* **Short exercise**
Each line of the material must be repeated precisely, with the pictures left out.

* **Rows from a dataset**
◇ ◇ ◇
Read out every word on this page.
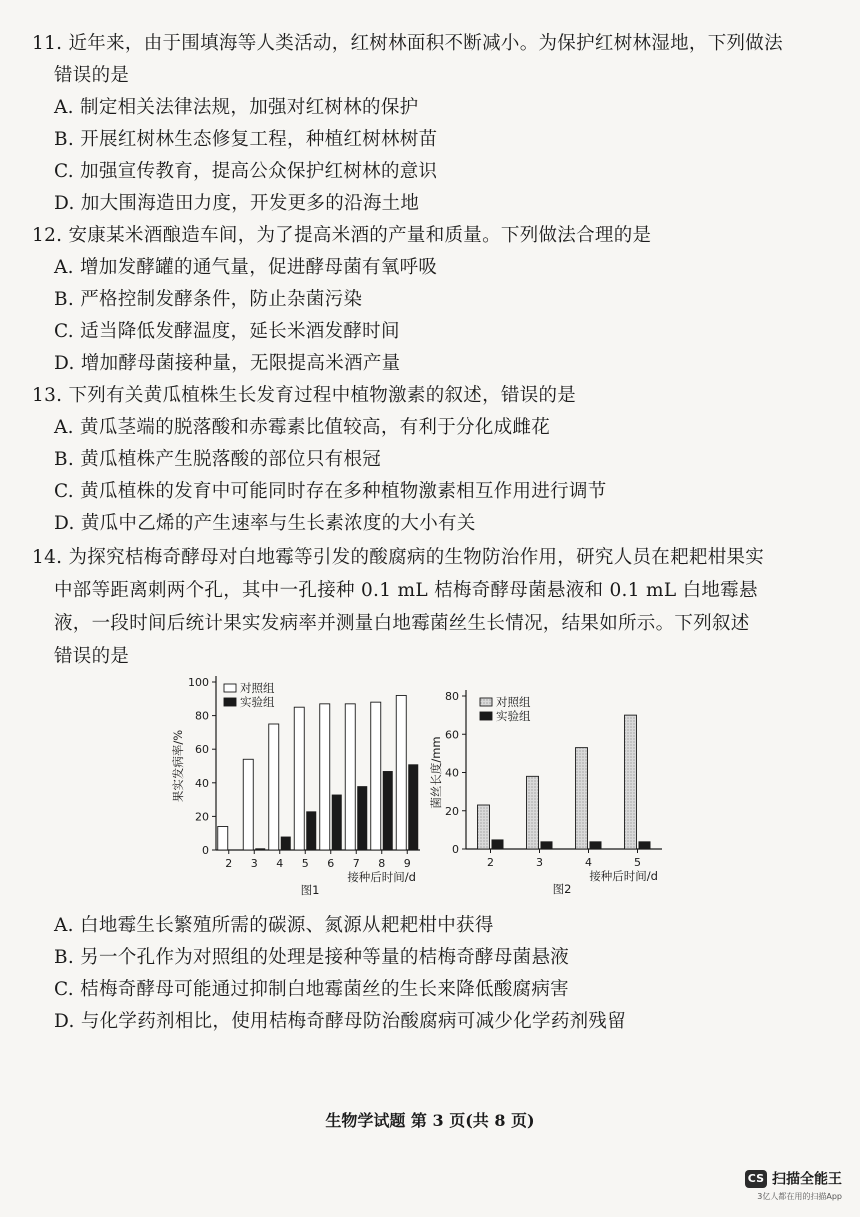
11. 近年来，由于围填海等人类活动，红树林面积不断减小。为保护红树林湿地，下列做法
错误的是
A. 制定相关法律法规，加强对红树林的保护
B. 开展红树林生态修复工程，种植红树林树苗
C. 加强宣传教育，提高公众保护红树林的意识
D. 加大围海造田力度，开发更多的沿海土地
12. 安康某米酒酿造车间，为了提高米酒的产量和质量。下列做法合理的是
A. 增加发酵罐的通气量，促进酵母菌有氧呼吸
B. 严格控制发酵条件，防止杂菌污染
C. 适当降低发酵温度，延长米酒发酵时间
D. 增加酵母菌接种量，无限提高米酒产量
13. 下列有关黄瓜植株生长发育过程中植物激素的叙述，错误的是
A. 黄瓜茎端的脱落酸和赤霉素比值较高，有利于分化成雌花
B. 黄瓜植株产生脱落酸的部位只有根冠
C. 黄瓜植株的发育中可能同时存在多种植物激素相互作用进行调节
D. 黄瓜中乙烯的产生速率与生长素浓度的大小有关
14. 为探究桔梅奇酵母对白地霉等引发的酸腐病的生物防治作用，研究人员在耙耙柑果实
中部等距离刺两个孔，其中一孔接种 0.1 mL 桔梅奇酵母菌悬液和 0.1 mL 白地霉悬
液，一段时间后统计果实发病率并测量白地霉菌丝生长情况，结果如所示。下列叙述
错误的是
0
20
40
60
80
100
2 3 4 5 6 7 8 9
接种后时间/d
图1
果实发病率/%
对照组
实验组
0
20
40
60
80
2	3	4	5
接种后时间/d
图2
菌丝长度/mm
对照组
实验组
A. 白地霉生长繁殖所需的碳源、氮源从耙耙柑中获得
B. 另一个孔作为对照组的处理是接种等量的桔梅奇酵母菌悬液
C. 桔梅奇酵母可能通过抑制白地霉菌丝的生长来降低酸腐病害
D. 与化学药剂相比，使用桔梅奇酵母防治酸腐病可减少化学药剂残留
生物学试题 第 3 页(共 8 页)
CS 扫描全能王
3亿人都在用的扫描App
◇ ◇ ◇
* **Task answer**
Read out every word on this page.
11. 近年来，由于围填海等人类活动，红树林面积不断减小。为保护红树林湿地，下列做法
错误的是
A. 制定相关法律法规，加强对红树林的保护
B. 开展红树林生态修复工程，种植红树林树苗
C. 加强宣传教育，提高公众保护红树林的意识
D. 加大围海造田力度，开发更多的沿海土地
12. 安康某米酒酿造车间，为了提高米酒的产量和质量。下列做法合理的是
A. 增加发酵罐的通气量，促进酵母菌有氧呼吸
B. 严格控制发酵条件，防止杂菌污染
C. 适当降低发酵温度，延长米酒发酵时间
D. 增加酵母菌接种量，无限提高米酒产量
13. 下列有关黄瓜植株生长发育过程中植物激素的叙述，错误的是
A. 黄瓜茎端的脱落酸和赤霉素比值较高，有利于分化成雌花
B. 黄瓜植株产生脱落酸的部位只有根冠
C. 黄瓜植株的发育中可能同时存在多种植物激素相互作用进行调节
D. 黄瓜中乙烯的产生速率与生长素浓度的大小有关
14. 为探究桔梅奇酵母对白地霉等引发的酸腐病的生物防治作用，研究人员在耙耙柑果实
中部等距离刺两个孔，其中一孔接种 0.1 mL 桔梅奇酵母菌悬液和 0.1 mL 白地霉悬
液，一段时间后统计果实发病率并测量白地霉菌丝生长情况，结果如所示。下列叙述
错误的是
0
20
40
60
80
100
2 3 4 5 6 7 8 9
接种后时间/d
图1
果实发病率/%
对照组
实验组
0
20
40
60
80
2	3	4	5
接种后时间/d
图2
菌丝长度/mm
对照组
实验组
A. 白地霉生长繁殖所需的碳源、氮源从耙耙柑中获得
B. 另一个孔作为对照组的处理是接种等量的桔梅奇酵母菌悬液
C. 桔梅奇酵母可能通过抑制白地霉菌丝的生长来降低酸腐病害
D. 与化学药剂相比，使用桔梅奇酵母防治酸腐病可减少化学药剂残留
生物学试题 第 3 页(共 8 页)
CS 扫描全能王
3亿人都在用的扫描App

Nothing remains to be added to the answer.